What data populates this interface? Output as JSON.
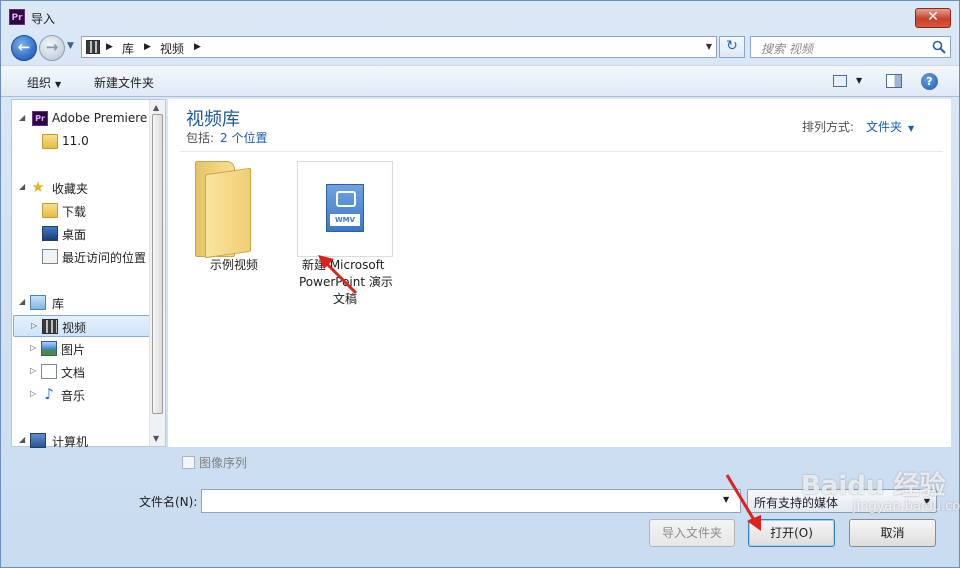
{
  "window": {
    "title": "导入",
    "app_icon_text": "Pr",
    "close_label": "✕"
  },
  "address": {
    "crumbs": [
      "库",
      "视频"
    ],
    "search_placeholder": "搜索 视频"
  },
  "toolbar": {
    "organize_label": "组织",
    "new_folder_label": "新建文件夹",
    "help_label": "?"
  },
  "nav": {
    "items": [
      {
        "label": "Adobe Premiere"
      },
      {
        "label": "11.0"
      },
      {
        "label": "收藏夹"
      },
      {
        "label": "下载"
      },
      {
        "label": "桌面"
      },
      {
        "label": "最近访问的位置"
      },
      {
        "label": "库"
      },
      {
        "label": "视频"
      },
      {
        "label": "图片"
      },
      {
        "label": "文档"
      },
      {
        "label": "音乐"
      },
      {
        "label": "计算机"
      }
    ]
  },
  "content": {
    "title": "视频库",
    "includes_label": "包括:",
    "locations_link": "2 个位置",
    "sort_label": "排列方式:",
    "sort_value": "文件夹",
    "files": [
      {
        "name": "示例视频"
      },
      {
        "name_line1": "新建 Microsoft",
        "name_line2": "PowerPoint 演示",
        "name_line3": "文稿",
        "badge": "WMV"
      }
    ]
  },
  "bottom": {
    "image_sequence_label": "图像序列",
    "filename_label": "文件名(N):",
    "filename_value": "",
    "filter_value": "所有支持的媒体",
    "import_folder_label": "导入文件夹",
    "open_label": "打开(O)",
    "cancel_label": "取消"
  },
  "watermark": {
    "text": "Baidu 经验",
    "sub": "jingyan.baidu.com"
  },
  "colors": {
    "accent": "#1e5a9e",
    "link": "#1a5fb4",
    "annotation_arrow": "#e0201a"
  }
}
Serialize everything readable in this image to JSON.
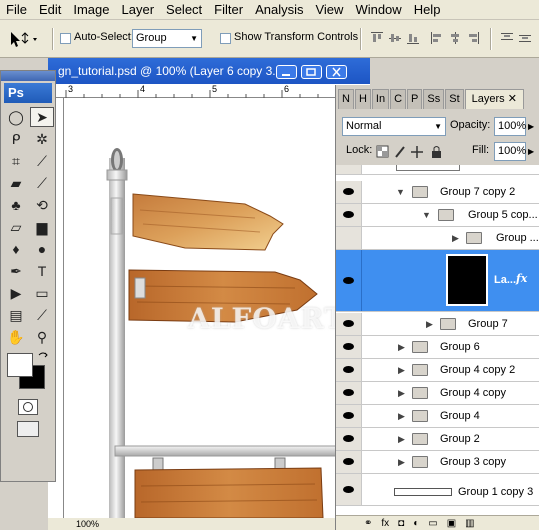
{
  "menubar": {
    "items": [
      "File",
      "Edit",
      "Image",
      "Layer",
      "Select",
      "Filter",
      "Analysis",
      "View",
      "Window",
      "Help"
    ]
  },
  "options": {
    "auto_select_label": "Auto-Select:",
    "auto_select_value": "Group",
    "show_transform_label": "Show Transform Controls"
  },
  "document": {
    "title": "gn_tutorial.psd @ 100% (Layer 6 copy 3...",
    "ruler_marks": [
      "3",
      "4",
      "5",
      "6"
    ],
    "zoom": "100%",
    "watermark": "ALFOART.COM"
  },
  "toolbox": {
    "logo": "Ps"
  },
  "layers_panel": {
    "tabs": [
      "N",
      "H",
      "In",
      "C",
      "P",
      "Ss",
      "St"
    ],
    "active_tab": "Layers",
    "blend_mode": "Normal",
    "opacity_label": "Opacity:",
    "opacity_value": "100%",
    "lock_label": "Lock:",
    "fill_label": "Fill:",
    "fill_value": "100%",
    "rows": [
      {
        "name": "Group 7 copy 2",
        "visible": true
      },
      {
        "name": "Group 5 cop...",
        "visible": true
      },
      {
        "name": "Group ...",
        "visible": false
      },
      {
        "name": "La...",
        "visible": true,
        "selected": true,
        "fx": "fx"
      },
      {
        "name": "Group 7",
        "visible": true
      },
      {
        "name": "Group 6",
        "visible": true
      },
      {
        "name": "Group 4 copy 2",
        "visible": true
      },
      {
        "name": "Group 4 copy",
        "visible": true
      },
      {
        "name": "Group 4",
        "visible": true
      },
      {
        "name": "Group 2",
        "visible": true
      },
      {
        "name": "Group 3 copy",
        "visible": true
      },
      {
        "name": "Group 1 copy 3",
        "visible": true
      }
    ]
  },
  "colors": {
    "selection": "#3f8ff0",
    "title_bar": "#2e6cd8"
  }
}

------------------------------

**The exercise:** Make an exact copy of every record, pictures excluded.

**Full response:**
What data populates this interface? Output as JSON.
{
  "window": {
    "title": "导入",
    "app_icon_text": "Pr",
    "close_label": "✕"
  },
  "address": {
    "crumbs": [
      "库",
      "视频"
    ],
    "search_placeholder": "搜索 视频"
  },
  "toolbar": {
    "organize_label": "组织",
    "new_folder_label": "新建文件夹",
    "help_label": "?"
  },
  "nav": {
    "items": [
      {
        "label": "Adobe Premiere"
      },
      {
        "label": "11.0"
      },
      {
        "label": "收藏夹"
      },
      {
        "label": "下载"
      },
      {
        "label": "桌面"
      },
      {
        "label": "最近访问的位置"
      },
      {
        "label": "库"
      },
      {
        "label": "视频"
      },
      {
        "label": "图片"
      },
      {
        "label": "文档"
      },
      {
        "label": "音乐"
      },
      {
        "label": "计算机"
      }
    ]
  },
  "content": {
    "title": "视频库",
    "includes_label": "包括:",
    "locations_link": "2 个位置",
    "sort_label": "排列方式:",
    "sort_value": "文件夹",
    "files": [
      {
        "name": "示例视频"
      },
      {
        "name_line1": "新建 Microsoft",
        "name_line2": "PowerPoint 演示",
        "name_line3": "文稿",
        "badge": "WMV"
      }
    ]
  },
  "bottom": {
    "image_sequence_label": "图像序列",
    "filename_label": "文件名(N):",
    "filename_value": "",
    "filter_value": "所有支持的媒体",
    "import_folder_label": "导入文件夹",
    "open_label": "打开(O)",
    "cancel_label": "取消"
  },
  "watermark": {
    "text": "Baidu 经验",
    "sub": "jingyan.baidu.com"
  },
  "colors": {
    "accent": "#1e5a9e",
    "link": "#1a5fb4",
    "annotation_arrow": "#e0201a"
  }
}
Serialize everything readable in this image to JSON.
{
  "menubar": {
    "items": [
      "File",
      "Edit",
      "Image",
      "Layer",
      "Select",
      "Filter",
      "Analysis",
      "View",
      "Window",
      "Help"
    ]
  },
  "options": {
    "auto_select_label": "Auto-Select:",
    "auto_select_value": "Group",
    "show_transform_label": "Show Transform Controls"
  },
  "document": {
    "title": "gn_tutorial.psd @ 100% (Layer 6 copy 3...",
    "ruler_marks": [
      "3",
      "4",
      "5",
      "6"
    ],
    "zoom": "100%",
    "watermark": "ALFOART.COM"
  },
  "toolbox": {
    "logo": "Ps"
  },
  "layers_panel": {
    "tabs": [
      "N",
      "H",
      "In",
      "C",
      "P",
      "Ss",
      "St"
    ],
    "active_tab": "Layers",
    "blend_mode": "Normal",
    "opacity_label": "Opacity:",
    "opacity_value": "100%",
    "lock_label": "Lock:",
    "fill_label": "Fill:",
    "fill_value": "100%",
    "rows": [
      {
        "name": "Group 7 copy 2",
        "visible": true
      },
      {
        "name": "Group 5 cop...",
        "visible": true
      },
      {
        "name": "Group ...",
        "visible": false
      },
      {
        "name": "La...",
        "visible": true,
        "selected": true,
        "fx": "fx"
      },
      {
        "name": "Group 7",
        "visible": true
      },
      {
        "name": "Group 6",
        "visible": true
      },
      {
        "name": "Group 4 copy 2",
        "visible": true
      },
      {
        "name": "Group 4 copy",
        "visible": true
      },
      {
        "name": "Group 4",
        "visible": true
      },
      {
        "name": "Group 2",
        "visible": true
      },
      {
        "name": "Group 3 copy",
        "visible": true
      },
      {
        "name": "Group 1 copy 3",
        "visible": true
      }
    ]
  },
  "colors": {
    "selection": "#3f8ff0",
    "title_bar": "#2e6cd8"
  }
}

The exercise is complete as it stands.